WORK TO COMPLETE — Exactly reproduce all the records, keeping pictures out of the copy.

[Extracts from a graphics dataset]

■ ■ ■ ■ ■

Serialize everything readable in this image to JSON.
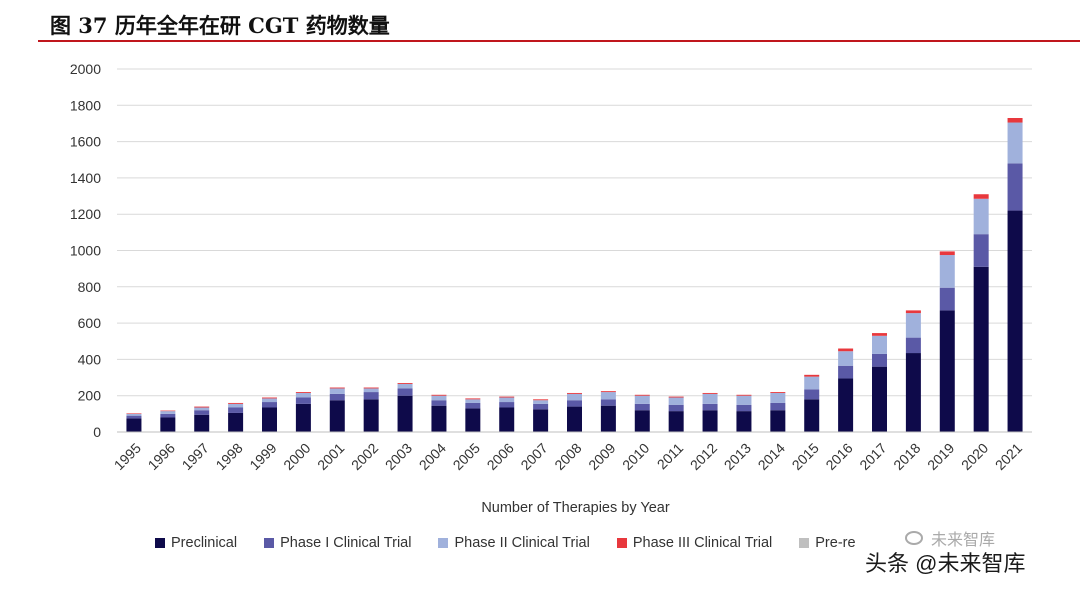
{
  "header": {
    "title": "图 37 历年全年在研 CGT 药物数量"
  },
  "colors": {
    "preclinical": "#0e0a4a",
    "phase1": "#5a59a6",
    "phase2": "#a0b1dc",
    "phase3": "#e8383d",
    "prereg": "#bfbfbf",
    "gridline": "#d9d9d9",
    "title_rule": "#c0161d"
  },
  "watermark": {
    "top_text": "未来智库",
    "bottom_text": "头条 @未来智库"
  },
  "chart_data": {
    "type": "bar",
    "stacked": true,
    "title": "",
    "xlabel": "Number of Therapies by Year",
    "ylabel": "",
    "ylim": [
      0,
      2000
    ],
    "yticks": [
      0,
      200,
      400,
      600,
      800,
      1000,
      1200,
      1400,
      1600,
      1800,
      2000
    ],
    "grid": true,
    "legend_position": "bottom",
    "categories": [
      "1995",
      "1996",
      "1997",
      "1998",
      "1999",
      "2000",
      "2001",
      "2002",
      "2003",
      "2004",
      "2005",
      "2006",
      "2007",
      "2008",
      "2009",
      "2010",
      "2011",
      "2012",
      "2013",
      "2014",
      "2015",
      "2016",
      "2017",
      "2018",
      "2019",
      "2020",
      "2021"
    ],
    "series": [
      {
        "name": "Preclinical",
        "color_key": "preclinical",
        "values": [
          75,
          80,
          95,
          105,
          135,
          155,
          175,
          180,
          200,
          145,
          130,
          135,
          125,
          140,
          145,
          120,
          115,
          120,
          115,
          120,
          180,
          295,
          360,
          435,
          670,
          910,
          1220
        ]
      },
      {
        "name": "Phase I Clinical Trial",
        "color_key": "phase1",
        "values": [
          15,
          20,
          25,
          30,
          30,
          35,
          35,
          40,
          40,
          30,
          30,
          30,
          30,
          35,
          35,
          35,
          35,
          35,
          35,
          40,
          55,
          70,
          70,
          85,
          125,
          180,
          260
        ]
      },
      {
        "name": "Phase II Clinical Trial",
        "color_key": "phase2",
        "values": [
          10,
          15,
          15,
          20,
          20,
          25,
          30,
          20,
          25,
          25,
          20,
          25,
          20,
          35,
          40,
          45,
          40,
          55,
          50,
          55,
          70,
          80,
          100,
          135,
          180,
          195,
          225
        ]
      },
      {
        "name": "Phase III Clinical Trial",
        "color_key": "phase3",
        "values": [
          3,
          3,
          5,
          5,
          5,
          5,
          5,
          5,
          5,
          5,
          5,
          5,
          5,
          5,
          5,
          5,
          5,
          5,
          5,
          5,
          10,
          15,
          15,
          15,
          20,
          25,
          25
        ]
      },
      {
        "name": "Pre-registration",
        "color_key": "prereg",
        "legend_label_visible": "Pre-re",
        "values": [
          0,
          0,
          0,
          0,
          0,
          0,
          0,
          0,
          0,
          0,
          0,
          0,
          0,
          0,
          0,
          0,
          0,
          0,
          0,
          0,
          0,
          0,
          0,
          0,
          0,
          0,
          0
        ]
      }
    ]
  }
}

■ ■ ■ ■ ■

TASK SOLUTION —
Serialize everything readable in this image to JSON.
{
  "header": {
    "title": "图 37 历年全年在研 CGT 药物数量"
  },
  "colors": {
    "preclinical": "#0e0a4a",
    "phase1": "#5a59a6",
    "phase2": "#a0b1dc",
    "phase3": "#e8383d",
    "prereg": "#bfbfbf",
    "gridline": "#d9d9d9",
    "title_rule": "#c0161d"
  },
  "watermark": {
    "top_text": "未来智库",
    "bottom_text": "头条 @未来智库"
  },
  "chart_data": {
    "type": "bar",
    "stacked": true,
    "title": "",
    "xlabel": "Number of Therapies by Year",
    "ylabel": "",
    "ylim": [
      0,
      2000
    ],
    "yticks": [
      0,
      200,
      400,
      600,
      800,
      1000,
      1200,
      1400,
      1600,
      1800,
      2000
    ],
    "grid": true,
    "legend_position": "bottom",
    "categories": [
      "1995",
      "1996",
      "1997",
      "1998",
      "1999",
      "2000",
      "2001",
      "2002",
      "2003",
      "2004",
      "2005",
      "2006",
      "2007",
      "2008",
      "2009",
      "2010",
      "2011",
      "2012",
      "2013",
      "2014",
      "2015",
      "2016",
      "2017",
      "2018",
      "2019",
      "2020",
      "2021"
    ],
    "series": [
      {
        "name": "Preclinical",
        "color_key": "preclinical",
        "values": [
          75,
          80,
          95,
          105,
          135,
          155,
          175,
          180,
          200,
          145,
          130,
          135,
          125,
          140,
          145,
          120,
          115,
          120,
          115,
          120,
          180,
          295,
          360,
          435,
          670,
          910,
          1220
        ]
      },
      {
        "name": "Phase I Clinical Trial",
        "color_key": "phase1",
        "values": [
          15,
          20,
          25,
          30,
          30,
          35,
          35,
          40,
          40,
          30,
          30,
          30,
          30,
          35,
          35,
          35,
          35,
          35,
          35,
          40,
          55,
          70,
          70,
          85,
          125,
          180,
          260
        ]
      },
      {
        "name": "Phase II Clinical Trial",
        "color_key": "phase2",
        "values": [
          10,
          15,
          15,
          20,
          20,
          25,
          30,
          20,
          25,
          25,
          20,
          25,
          20,
          35,
          40,
          45,
          40,
          55,
          50,
          55,
          70,
          80,
          100,
          135,
          180,
          195,
          225
        ]
      },
      {
        "name": "Phase III Clinical Trial",
        "color_key": "phase3",
        "values": [
          3,
          3,
          5,
          5,
          5,
          5,
          5,
          5,
          5,
          5,
          5,
          5,
          5,
          5,
          5,
          5,
          5,
          5,
          5,
          5,
          10,
          15,
          15,
          15,
          20,
          25,
          25
        ]
      },
      {
        "name": "Pre-registration",
        "color_key": "prereg",
        "legend_label_visible": "Pre-re",
        "values": [
          0,
          0,
          0,
          0,
          0,
          0,
          0,
          0,
          0,
          0,
          0,
          0,
          0,
          0,
          0,
          0,
          0,
          0,
          0,
          0,
          0,
          0,
          0,
          0,
          0,
          0,
          0
        ]
      }
    ]
  }
}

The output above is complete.